┌─ DATA PROVIDED

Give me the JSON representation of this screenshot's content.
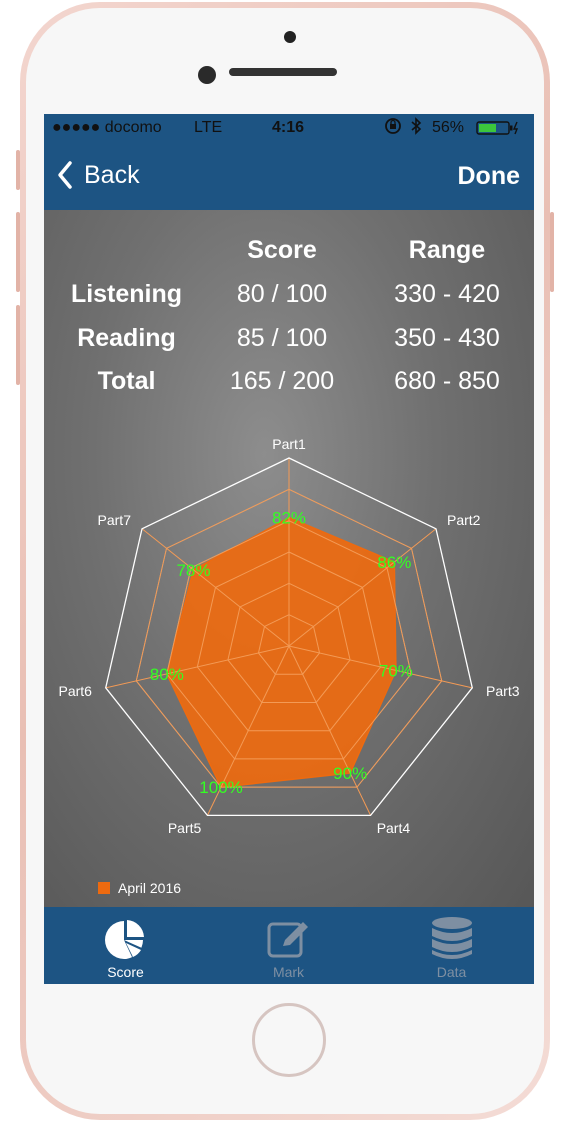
{
  "status_bar": {
    "carrier": "●●●●● docomo",
    "network": "LTE",
    "time": "4:16",
    "battery": "56%"
  },
  "nav": {
    "back_label": "Back",
    "done_label": "Done"
  },
  "score_table": {
    "headers": {
      "score": "Score",
      "range": "Range"
    },
    "rows": [
      {
        "label": "Listening",
        "score": "80 / 100",
        "range": "330 - 420"
      },
      {
        "label": "Reading",
        "score": "85 / 100",
        "range": "350 - 430"
      },
      {
        "label": "Total",
        "score": "165 / 200",
        "range": "680 - 850"
      }
    ]
  },
  "chart_data": {
    "type": "radar",
    "categories": [
      "Part1",
      "Part2",
      "Part3",
      "Part4",
      "Part5",
      "Part6",
      "Part7"
    ],
    "series": [
      {
        "name": "April 2016",
        "values": [
          82,
          86,
          70,
          90,
          100,
          80,
          78
        ]
      }
    ],
    "value_labels": [
      "82%",
      "86%",
      "70%",
      "90%",
      "100%",
      "80%",
      "78%"
    ],
    "range": [
      0,
      120
    ],
    "grid_levels": 6,
    "series_color": "#ee6a0f",
    "label_color": "#33ff22",
    "legend_position": "bottom-left"
  },
  "tabs": [
    {
      "label": "Score",
      "icon": "pie-chart-icon",
      "active": true
    },
    {
      "label": "Mark",
      "icon": "edit-icon",
      "active": false
    },
    {
      "label": "Data",
      "icon": "database-icon",
      "active": false
    }
  ],
  "colors": {
    "nav_bar": "#1d5483",
    "active_tab": "#ffffff",
    "inactive_tab": "#7e8fa2"
  }
}
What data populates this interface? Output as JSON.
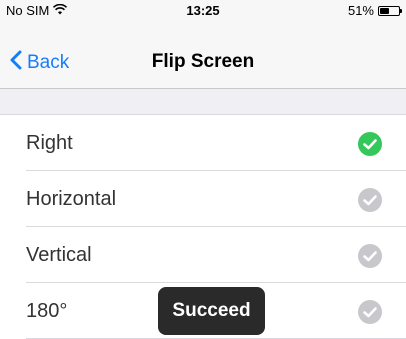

└─

## TASK DESCRIPTION:
Scan the listing above. Collect all lines with the word "this".

## RESPONSE TO THE EXERCISE:
Give me the JSON representation of this screenshot's content.
What data populates this interface? Output as JSON.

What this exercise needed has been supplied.